## DATA ENTRIES
■ ■ ■
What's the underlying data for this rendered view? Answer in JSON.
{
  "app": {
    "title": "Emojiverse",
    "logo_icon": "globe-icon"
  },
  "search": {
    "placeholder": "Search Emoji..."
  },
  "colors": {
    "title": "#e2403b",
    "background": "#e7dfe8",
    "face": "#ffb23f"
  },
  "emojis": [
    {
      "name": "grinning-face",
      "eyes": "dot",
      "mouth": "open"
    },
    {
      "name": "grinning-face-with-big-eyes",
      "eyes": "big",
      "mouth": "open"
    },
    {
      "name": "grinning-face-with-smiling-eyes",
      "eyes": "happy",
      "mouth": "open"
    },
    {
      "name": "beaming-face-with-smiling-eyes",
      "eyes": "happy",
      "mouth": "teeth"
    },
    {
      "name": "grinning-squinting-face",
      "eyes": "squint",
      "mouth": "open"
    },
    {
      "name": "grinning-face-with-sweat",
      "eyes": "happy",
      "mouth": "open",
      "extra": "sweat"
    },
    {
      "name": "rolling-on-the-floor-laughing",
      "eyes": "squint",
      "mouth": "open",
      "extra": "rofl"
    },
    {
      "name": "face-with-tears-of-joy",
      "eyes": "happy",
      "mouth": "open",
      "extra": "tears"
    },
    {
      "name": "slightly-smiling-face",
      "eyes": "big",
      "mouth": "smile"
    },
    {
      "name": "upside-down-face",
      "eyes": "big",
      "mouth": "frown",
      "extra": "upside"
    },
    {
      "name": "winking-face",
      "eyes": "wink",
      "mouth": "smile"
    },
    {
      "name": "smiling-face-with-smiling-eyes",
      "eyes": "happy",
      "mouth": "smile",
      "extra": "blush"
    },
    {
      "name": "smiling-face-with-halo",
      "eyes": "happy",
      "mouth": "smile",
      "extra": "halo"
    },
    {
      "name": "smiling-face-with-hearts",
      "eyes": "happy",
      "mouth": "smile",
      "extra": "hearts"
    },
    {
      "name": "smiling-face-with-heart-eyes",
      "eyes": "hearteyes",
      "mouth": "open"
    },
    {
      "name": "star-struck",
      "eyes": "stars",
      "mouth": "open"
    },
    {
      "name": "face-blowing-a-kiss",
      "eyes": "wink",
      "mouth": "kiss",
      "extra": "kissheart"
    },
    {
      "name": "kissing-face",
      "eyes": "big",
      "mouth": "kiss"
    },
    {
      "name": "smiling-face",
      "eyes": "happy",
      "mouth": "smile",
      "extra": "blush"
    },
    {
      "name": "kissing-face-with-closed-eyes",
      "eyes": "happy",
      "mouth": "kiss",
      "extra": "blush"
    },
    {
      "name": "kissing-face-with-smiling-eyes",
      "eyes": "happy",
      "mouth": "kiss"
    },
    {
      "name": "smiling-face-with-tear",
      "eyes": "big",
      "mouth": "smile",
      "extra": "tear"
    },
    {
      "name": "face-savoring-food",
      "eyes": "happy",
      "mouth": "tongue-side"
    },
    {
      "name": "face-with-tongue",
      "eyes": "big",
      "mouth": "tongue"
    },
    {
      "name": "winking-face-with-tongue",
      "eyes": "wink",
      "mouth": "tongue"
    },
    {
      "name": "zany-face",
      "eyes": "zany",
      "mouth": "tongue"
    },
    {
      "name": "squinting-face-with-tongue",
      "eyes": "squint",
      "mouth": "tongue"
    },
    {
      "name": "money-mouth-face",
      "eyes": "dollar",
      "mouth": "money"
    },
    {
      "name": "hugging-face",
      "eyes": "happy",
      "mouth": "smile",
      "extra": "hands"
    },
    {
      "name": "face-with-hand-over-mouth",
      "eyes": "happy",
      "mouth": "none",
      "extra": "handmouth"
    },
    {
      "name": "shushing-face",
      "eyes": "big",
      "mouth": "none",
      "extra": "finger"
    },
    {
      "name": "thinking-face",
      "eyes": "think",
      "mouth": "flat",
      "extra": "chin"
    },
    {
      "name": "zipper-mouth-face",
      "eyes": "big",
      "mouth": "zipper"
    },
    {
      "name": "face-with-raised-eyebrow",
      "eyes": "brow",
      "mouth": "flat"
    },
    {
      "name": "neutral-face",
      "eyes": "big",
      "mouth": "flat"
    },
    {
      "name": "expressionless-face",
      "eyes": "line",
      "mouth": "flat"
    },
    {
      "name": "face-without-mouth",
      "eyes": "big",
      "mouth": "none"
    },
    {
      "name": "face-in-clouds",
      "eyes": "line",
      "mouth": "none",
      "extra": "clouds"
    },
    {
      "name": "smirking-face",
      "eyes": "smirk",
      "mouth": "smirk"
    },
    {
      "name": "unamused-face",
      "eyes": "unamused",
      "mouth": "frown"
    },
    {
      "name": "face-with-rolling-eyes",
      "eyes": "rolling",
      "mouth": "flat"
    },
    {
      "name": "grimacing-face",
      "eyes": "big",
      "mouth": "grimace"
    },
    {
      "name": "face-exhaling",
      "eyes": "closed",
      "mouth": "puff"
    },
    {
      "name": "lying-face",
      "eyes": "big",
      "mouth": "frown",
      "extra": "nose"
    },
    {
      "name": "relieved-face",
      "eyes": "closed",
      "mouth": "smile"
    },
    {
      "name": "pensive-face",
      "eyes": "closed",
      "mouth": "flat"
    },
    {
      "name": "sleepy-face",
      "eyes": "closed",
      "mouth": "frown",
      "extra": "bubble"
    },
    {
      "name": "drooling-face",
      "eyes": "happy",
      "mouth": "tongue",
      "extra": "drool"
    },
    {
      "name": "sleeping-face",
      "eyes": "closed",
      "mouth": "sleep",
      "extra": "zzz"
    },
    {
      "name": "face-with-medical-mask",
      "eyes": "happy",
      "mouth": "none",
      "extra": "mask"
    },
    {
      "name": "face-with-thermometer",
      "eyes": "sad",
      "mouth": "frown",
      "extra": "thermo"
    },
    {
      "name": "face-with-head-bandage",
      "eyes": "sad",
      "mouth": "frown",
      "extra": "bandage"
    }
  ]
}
■ ■ ■
## GIVEN INSTRUCTION
Each line above that includes "bandage" should be shown.

## RESULT OF THIS TASK
      "name": "face-with-head-bandage",
      "extra": "bandage"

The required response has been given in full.